*** The data

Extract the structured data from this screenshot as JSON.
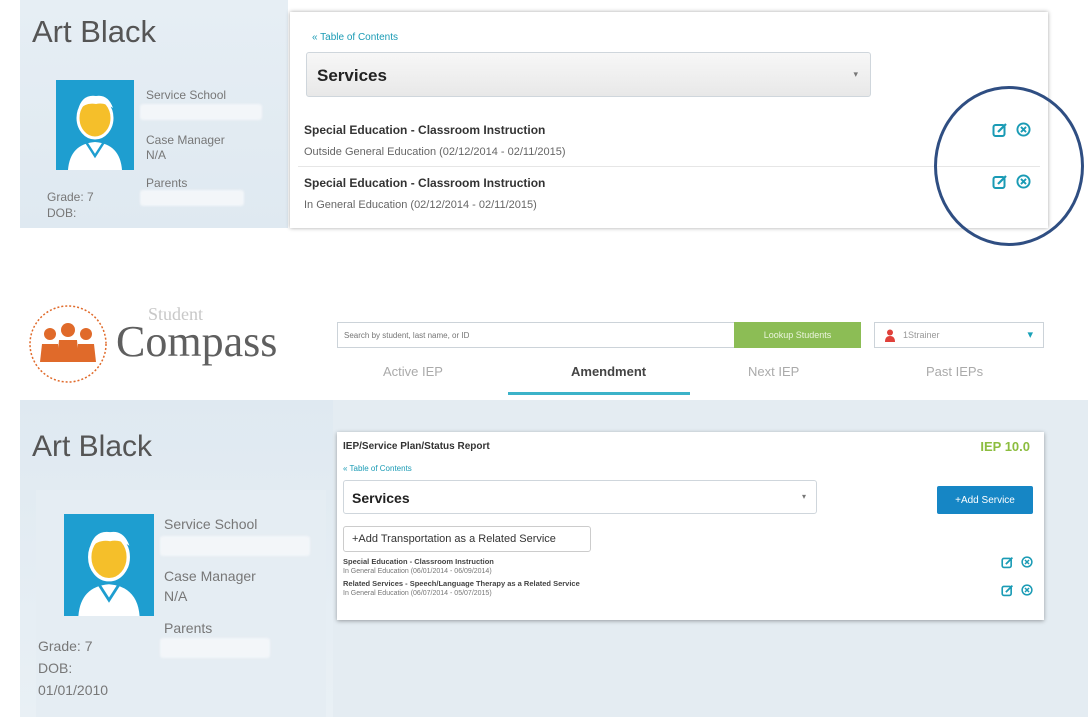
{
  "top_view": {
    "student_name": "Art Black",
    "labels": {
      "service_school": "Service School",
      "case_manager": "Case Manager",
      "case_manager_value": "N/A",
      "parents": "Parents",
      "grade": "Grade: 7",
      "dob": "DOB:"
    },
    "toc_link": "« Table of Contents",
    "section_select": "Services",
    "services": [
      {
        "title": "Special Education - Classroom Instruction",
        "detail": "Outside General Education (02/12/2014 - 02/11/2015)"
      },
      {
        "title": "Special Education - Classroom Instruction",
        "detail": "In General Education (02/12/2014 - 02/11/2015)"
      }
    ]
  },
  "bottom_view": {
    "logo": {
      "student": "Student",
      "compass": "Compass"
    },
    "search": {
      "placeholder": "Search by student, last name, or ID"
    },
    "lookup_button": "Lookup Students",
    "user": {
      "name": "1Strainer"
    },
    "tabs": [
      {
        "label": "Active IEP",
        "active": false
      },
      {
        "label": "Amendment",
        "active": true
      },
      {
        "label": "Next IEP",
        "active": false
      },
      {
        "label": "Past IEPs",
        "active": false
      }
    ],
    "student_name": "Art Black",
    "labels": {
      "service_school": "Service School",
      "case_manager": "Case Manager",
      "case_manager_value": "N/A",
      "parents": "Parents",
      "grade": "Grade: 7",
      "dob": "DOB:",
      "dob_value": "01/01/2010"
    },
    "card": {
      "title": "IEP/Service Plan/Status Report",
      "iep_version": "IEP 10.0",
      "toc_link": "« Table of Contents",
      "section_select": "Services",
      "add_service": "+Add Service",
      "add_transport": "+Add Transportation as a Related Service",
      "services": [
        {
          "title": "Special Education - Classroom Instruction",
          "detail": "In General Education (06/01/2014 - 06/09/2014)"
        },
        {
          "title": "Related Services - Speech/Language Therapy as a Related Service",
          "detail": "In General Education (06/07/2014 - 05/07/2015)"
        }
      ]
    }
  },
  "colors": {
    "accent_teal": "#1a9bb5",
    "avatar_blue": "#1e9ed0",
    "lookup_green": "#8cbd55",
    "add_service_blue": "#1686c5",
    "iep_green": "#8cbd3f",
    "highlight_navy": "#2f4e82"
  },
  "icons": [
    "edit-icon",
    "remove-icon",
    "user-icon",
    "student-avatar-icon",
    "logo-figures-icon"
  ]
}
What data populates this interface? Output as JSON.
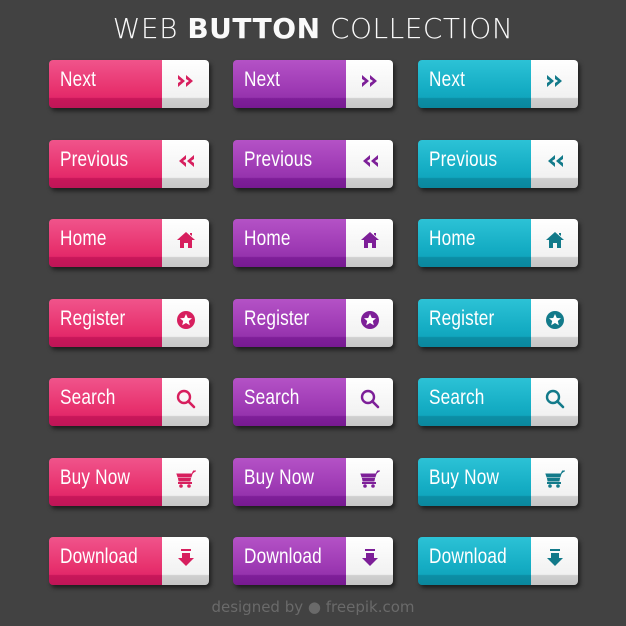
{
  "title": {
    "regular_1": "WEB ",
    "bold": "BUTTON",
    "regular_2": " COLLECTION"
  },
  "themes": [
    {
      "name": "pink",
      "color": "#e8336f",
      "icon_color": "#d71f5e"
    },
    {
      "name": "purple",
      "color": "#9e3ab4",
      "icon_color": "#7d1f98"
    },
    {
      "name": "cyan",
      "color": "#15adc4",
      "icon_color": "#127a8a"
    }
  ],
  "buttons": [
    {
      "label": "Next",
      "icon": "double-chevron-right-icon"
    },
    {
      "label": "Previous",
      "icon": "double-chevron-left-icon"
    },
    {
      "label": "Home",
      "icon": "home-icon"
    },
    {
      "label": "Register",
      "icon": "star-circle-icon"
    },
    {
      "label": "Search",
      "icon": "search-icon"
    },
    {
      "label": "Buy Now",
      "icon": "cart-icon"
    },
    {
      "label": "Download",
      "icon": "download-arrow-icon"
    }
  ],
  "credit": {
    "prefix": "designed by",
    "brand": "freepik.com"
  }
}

******

[Problem description]:
Reproduce the lines above, exactly and exclusively, from the line containing "What data populates" down to the last line, both included; pictures are not part of the copy.

[Response to the exercise]:
What data populates this interface? Output as JSON.
{
  "title": {
    "regular_1": "WEB ",
    "bold": "BUTTON",
    "regular_2": " COLLECTION"
  },
  "themes": [
    {
      "name": "pink",
      "color": "#e8336f",
      "icon_color": "#d71f5e"
    },
    {
      "name": "purple",
      "color": "#9e3ab4",
      "icon_color": "#7d1f98"
    },
    {
      "name": "cyan",
      "color": "#15adc4",
      "icon_color": "#127a8a"
    }
  ],
  "buttons": [
    {
      "label": "Next",
      "icon": "double-chevron-right-icon"
    },
    {
      "label": "Previous",
      "icon": "double-chevron-left-icon"
    },
    {
      "label": "Home",
      "icon": "home-icon"
    },
    {
      "label": "Register",
      "icon": "star-circle-icon"
    },
    {
      "label": "Search",
      "icon": "search-icon"
    },
    {
      "label": "Buy Now",
      "icon": "cart-icon"
    },
    {
      "label": "Download",
      "icon": "download-arrow-icon"
    }
  ],
  "credit": {
    "prefix": "designed by",
    "brand": "freepik.com"
  }
}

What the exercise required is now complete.